-- start of DATASET ENTRIES --
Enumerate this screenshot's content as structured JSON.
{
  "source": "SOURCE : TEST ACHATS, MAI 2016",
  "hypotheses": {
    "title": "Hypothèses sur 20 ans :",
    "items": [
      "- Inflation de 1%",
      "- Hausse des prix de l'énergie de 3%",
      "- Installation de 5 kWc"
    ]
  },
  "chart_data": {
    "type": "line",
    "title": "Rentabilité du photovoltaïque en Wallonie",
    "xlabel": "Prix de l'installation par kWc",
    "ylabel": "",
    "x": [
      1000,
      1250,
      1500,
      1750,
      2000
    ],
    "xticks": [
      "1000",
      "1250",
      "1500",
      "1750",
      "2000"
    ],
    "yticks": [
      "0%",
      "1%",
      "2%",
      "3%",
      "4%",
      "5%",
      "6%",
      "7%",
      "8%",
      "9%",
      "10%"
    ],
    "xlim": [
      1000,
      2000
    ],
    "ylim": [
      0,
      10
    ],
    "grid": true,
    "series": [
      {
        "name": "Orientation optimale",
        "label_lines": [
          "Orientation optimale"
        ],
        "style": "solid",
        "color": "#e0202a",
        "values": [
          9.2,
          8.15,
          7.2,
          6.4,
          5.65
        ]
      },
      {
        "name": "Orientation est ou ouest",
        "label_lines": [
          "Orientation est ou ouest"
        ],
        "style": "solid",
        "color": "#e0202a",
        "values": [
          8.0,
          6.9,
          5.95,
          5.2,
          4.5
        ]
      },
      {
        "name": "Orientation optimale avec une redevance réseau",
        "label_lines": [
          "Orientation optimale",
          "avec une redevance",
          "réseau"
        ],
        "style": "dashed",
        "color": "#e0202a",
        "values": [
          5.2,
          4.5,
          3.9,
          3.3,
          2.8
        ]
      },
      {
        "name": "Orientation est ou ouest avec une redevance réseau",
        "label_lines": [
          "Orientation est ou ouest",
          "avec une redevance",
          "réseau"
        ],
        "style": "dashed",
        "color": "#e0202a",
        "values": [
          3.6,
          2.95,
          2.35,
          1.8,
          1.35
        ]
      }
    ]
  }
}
-- end of DATASET ENTRIES --
Return every line containing "optimale".

RESPONSE TO THE EXERCISE:
        "name": "Orientation optimale",
          "Orientation optimale"
        "name": "Orientation optimale avec une redevance réseau",
          "Orientation optimale",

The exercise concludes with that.